## begin DATA EXTRACT

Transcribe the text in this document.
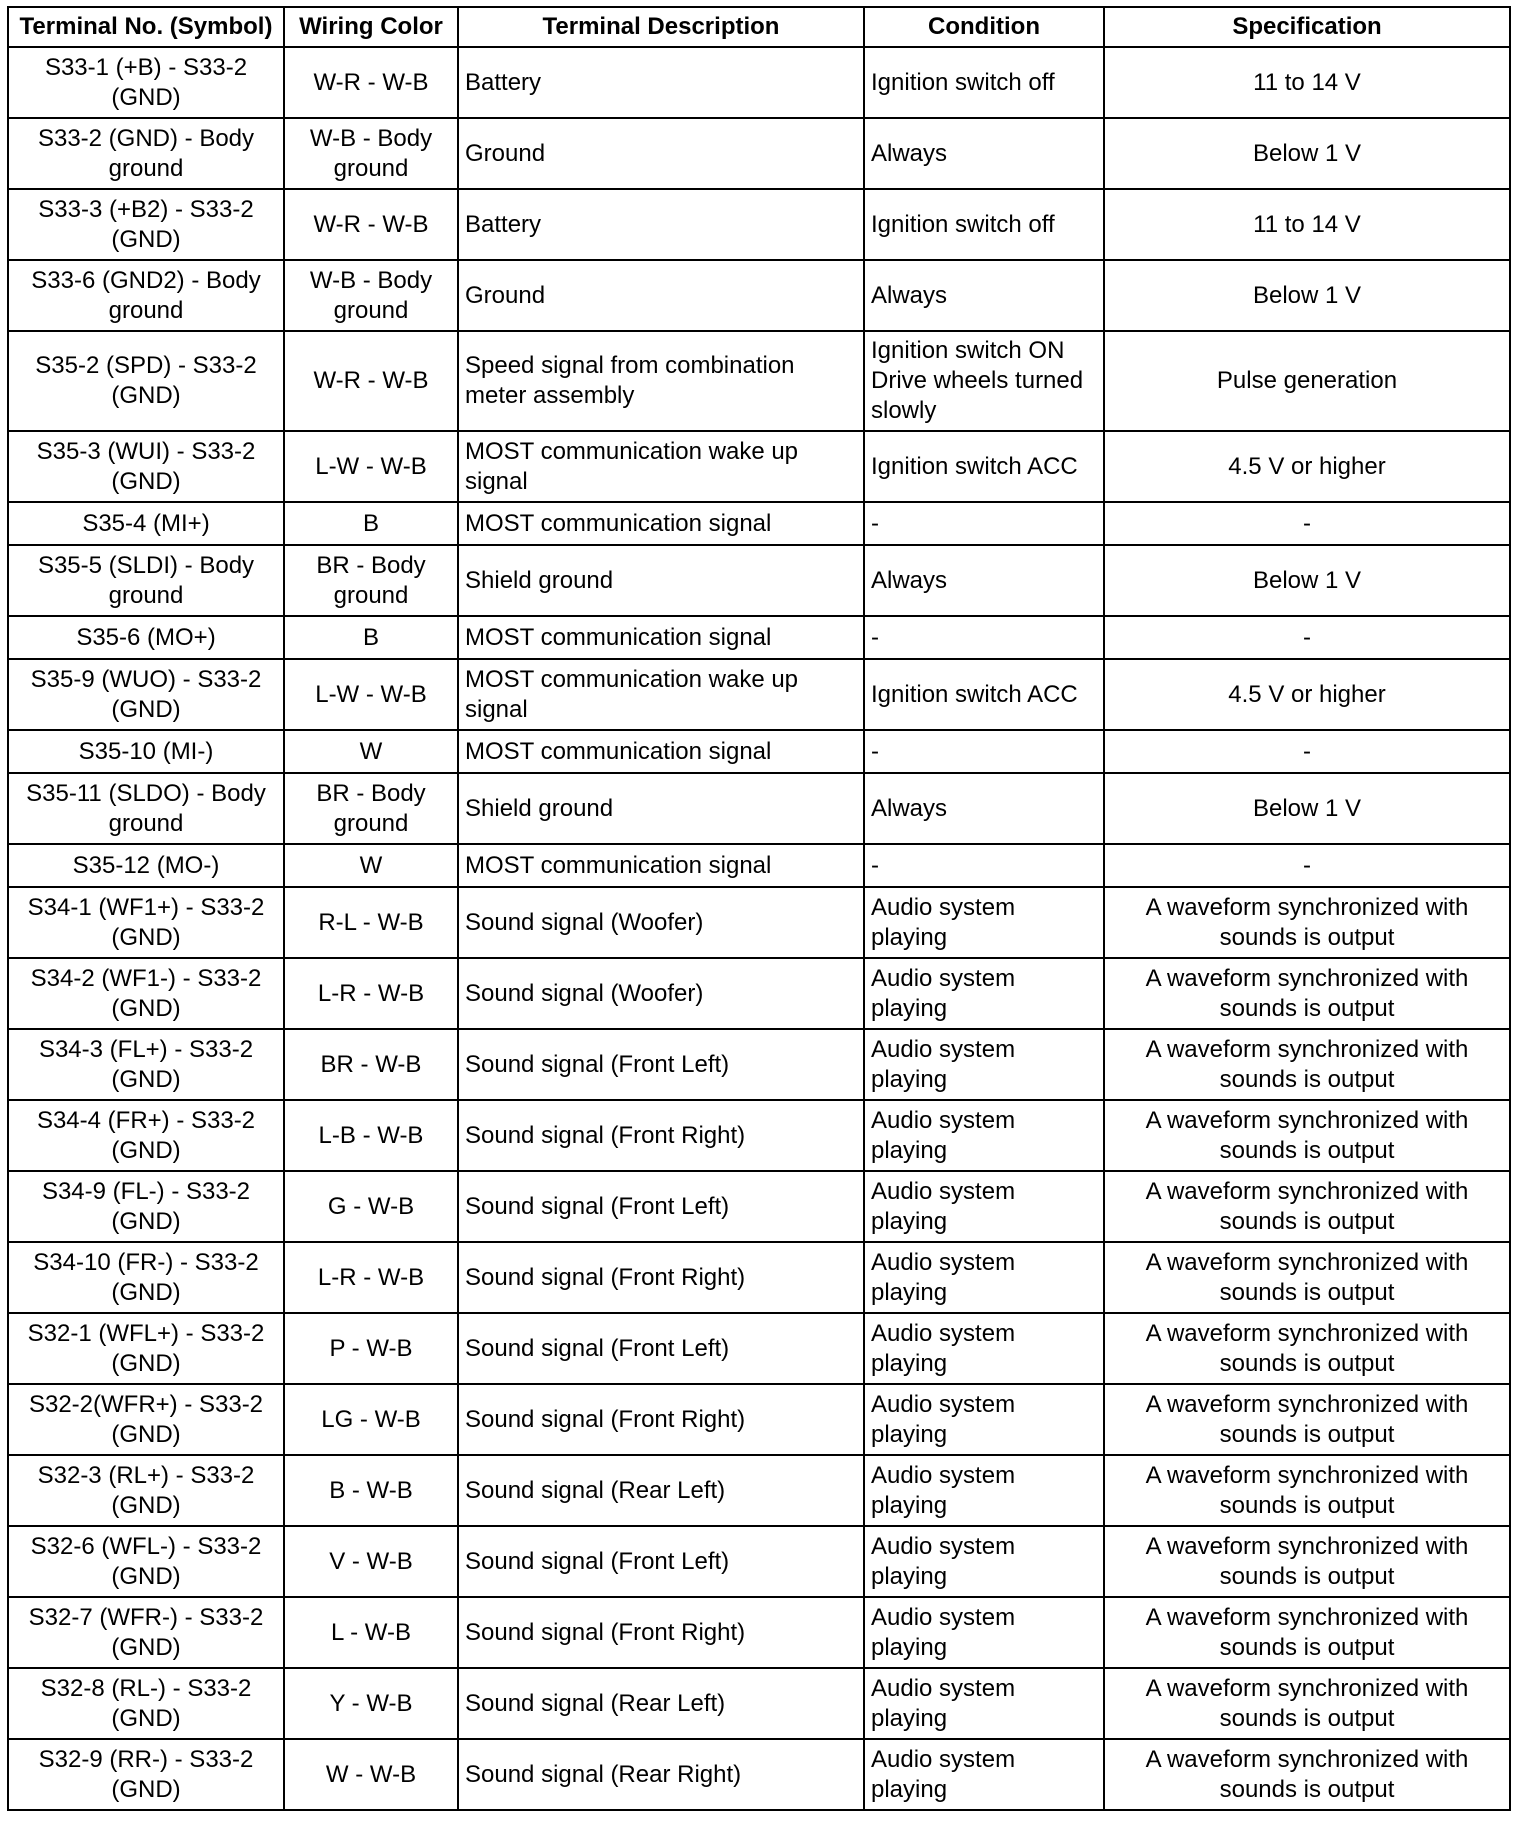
Terminal No. (Symbol)	Wiring Color	Terminal Description	Condition	Specification
S33-1 (+B) - S33-2 (GND)	W-R - W-B	Battery	Ignition switch off	11 to 14 V
S33-2 (GND) - Body ground	W-B - Body ground	Ground	Always	Below 1 V
S33-3 (+B2) - S33-2 (GND)	W-R - W-B	Battery	Ignition switch off	11 to 14 V
S33-6 (GND2) - Body ground	W-B - Body ground	Ground	Always	Below 1 V
S35-2 (SPD) - S33-2 (GND)	W-R - W-B	Speed signal from combination meter assembly	Ignition switch ON Drive wheels turned slowly	Pulse generation
S35-3 (WUI) - S33-2 (GND)	L-W - W-B	MOST communication wake up signal	Ignition switch ACC	4.5 V or higher
S35-4 (MI+)	B	MOST communication signal	-	-
S35-5 (SLDI) - Body ground	BR - Body ground	Shield ground	Always	Below 1 V
S35-6 (MO+)	B	MOST communication signal	-	-
S35-9 (WUO) - S33-2 (GND)	L-W - W-B	MOST communication wake up signal	Ignition switch ACC	4.5 V or higher
S35-10 (MI-)	W	MOST communication signal	-	-
S35-11 (SLDO) - Body ground	BR - Body ground	Shield ground	Always	Below 1 V
S35-12 (MO-)	W	MOST communication signal	-	-
S34-1 (WF1+) - S33-2 (GND)	R-L - W-B	Sound signal (Woofer)	Audio system playing	A waveform synchronized with sounds is output
S34-2 (WF1-) - S33-2 (GND)	L-R - W-B	Sound signal (Woofer)	Audio system playing	A waveform synchronized with sounds is output
S34-3 (FL+) - S33-2 (GND)	BR - W-B	Sound signal (Front Left)	Audio system playing	A waveform synchronized with sounds is output
S34-4 (FR+) - S33-2 (GND)	L-B - W-B	Sound signal (Front Right)	Audio system playing	A waveform synchronized with sounds is output
S34-9 (FL-) - S33-2 (GND)	G - W-B	Sound signal (Front Left)	Audio system playing	A waveform synchronized with sounds is output
S34-10 (FR-) - S33-2 (GND)	L-R - W-B	Sound signal (Front Right)	Audio system playing	A waveform synchronized with sounds is output
S32-1 (WFL+) - S33-2 (GND)	P - W-B	Sound signal (Front Left)	Audio system playing	A waveform synchronized with sounds is output
S32-2(WFR+) - S33-2 (GND)	LG - W-B	Sound signal (Front Right)	Audio system playing	A waveform synchronized with sounds is output
S32-3 (RL+) - S33-2 (GND)	B - W-B	Sound signal (Rear Left)	Audio system playing	A waveform synchronized with sounds is output
S32-6 (WFL-) - S33-2 (GND)	V - W-B	Sound signal (Front Left)	Audio system playing	A waveform synchronized with sounds is output
S32-7 (WFR-) - S33-2 (GND)	L - W-B	Sound signal (Front Right)	Audio system playing	A waveform synchronized with sounds is output
S32-8 (RL-) - S33-2 (GND)	Y - W-B	Sound signal (Rear Left)	Audio system playing	A waveform synchronized with sounds is output
S32-9 (RR-) - S33-2 (GND)	W - W-B	Sound signal (Rear Right)	Audio system playing	A waveform synchronized with sounds is output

## end DATA EXTRACT

— INSTRUCTION —
Reproduce the listing above exactly, excluding all pictures.

— TASK RESPONSE —
Transcribe the text in this document.
Terminal No. (Symbol)	Wiring Color	Terminal Description	Condition	Specification
S33-1 (+B) - S33-2 (GND)	W-R - W-B	Battery	Ignition switch off	11 to 14 V
S33-2 (GND) - Body ground	W-B - Body ground	Ground	Always	Below 1 V
S33-3 (+B2) - S33-2 (GND)	W-R - W-B	Battery	Ignition switch off	11 to 14 V
S33-6 (GND2) - Body ground	W-B - Body ground	Ground	Always	Below 1 V
S35-2 (SPD) - S33-2 (GND)	W-R - W-B	Speed signal from combination meter assembly	Ignition switch ON Drive wheels turned slowly	Pulse generation
S35-3 (WUI) - S33-2 (GND)	L-W - W-B	MOST communication wake up signal	Ignition switch ACC	4.5 V or higher
S35-4 (MI+)	B	MOST communication signal	-	-
S35-5 (SLDI) - Body ground	BR - Body ground	Shield ground	Always	Below 1 V
S35-6 (MO+)	B	MOST communication signal	-	-
S35-9 (WUO) - S33-2 (GND)	L-W - W-B	MOST communication wake up signal	Ignition switch ACC	4.5 V or higher
S35-10 (MI-)	W	MOST communication signal	-	-
S35-11 (SLDO) - Body ground	BR - Body ground	Shield ground	Always	Below 1 V
S35-12 (MO-)	W	MOST communication signal	-	-
S34-1 (WF1+) - S33-2 (GND)	R-L - W-B	Sound signal (Woofer)	Audio system playing	A waveform synchronized with sounds is output
S34-2 (WF1-) - S33-2 (GND)	L-R - W-B	Sound signal (Woofer)	Audio system playing	A waveform synchronized with sounds is output
S34-3 (FL+) - S33-2 (GND)	BR - W-B	Sound signal (Front Left)	Audio system playing	A waveform synchronized with sounds is output
S34-4 (FR+) - S33-2 (GND)	L-B - W-B	Sound signal (Front Right)	Audio system playing	A waveform synchronized with sounds is output
S34-9 (FL-) - S33-2 (GND)	G - W-B	Sound signal (Front Left)	Audio system playing	A waveform synchronized with sounds is output
S34-10 (FR-) - S33-2 (GND)	L-R - W-B	Sound signal (Front Right)	Audio system playing	A waveform synchronized with sounds is output
S32-1 (WFL+) - S33-2 (GND)	P - W-B	Sound signal (Front Left)	Audio system playing	A waveform synchronized with sounds is output
S32-2(WFR+) - S33-2 (GND)	LG - W-B	Sound signal (Front Right)	Audio system playing	A waveform synchronized with sounds is output
S32-3 (RL+) - S33-2 (GND)	B - W-B	Sound signal (Rear Left)	Audio system playing	A waveform synchronized with sounds is output
S32-6 (WFL-) - S33-2 (GND)	V - W-B	Sound signal (Front Left)	Audio system playing	A waveform synchronized with sounds is output
S32-7 (WFR-) - S33-2 (GND)	L - W-B	Sound signal (Front Right)	Audio system playing	A waveform synchronized with sounds is output
S32-8 (RL-) - S33-2 (GND)	Y - W-B	Sound signal (Rear Left)	Audio system playing	A waveform synchronized with sounds is output
S32-9 (RR-) - S33-2 (GND)	W - W-B	Sound signal (Rear Right)	Audio system playing	A waveform synchronized with sounds is output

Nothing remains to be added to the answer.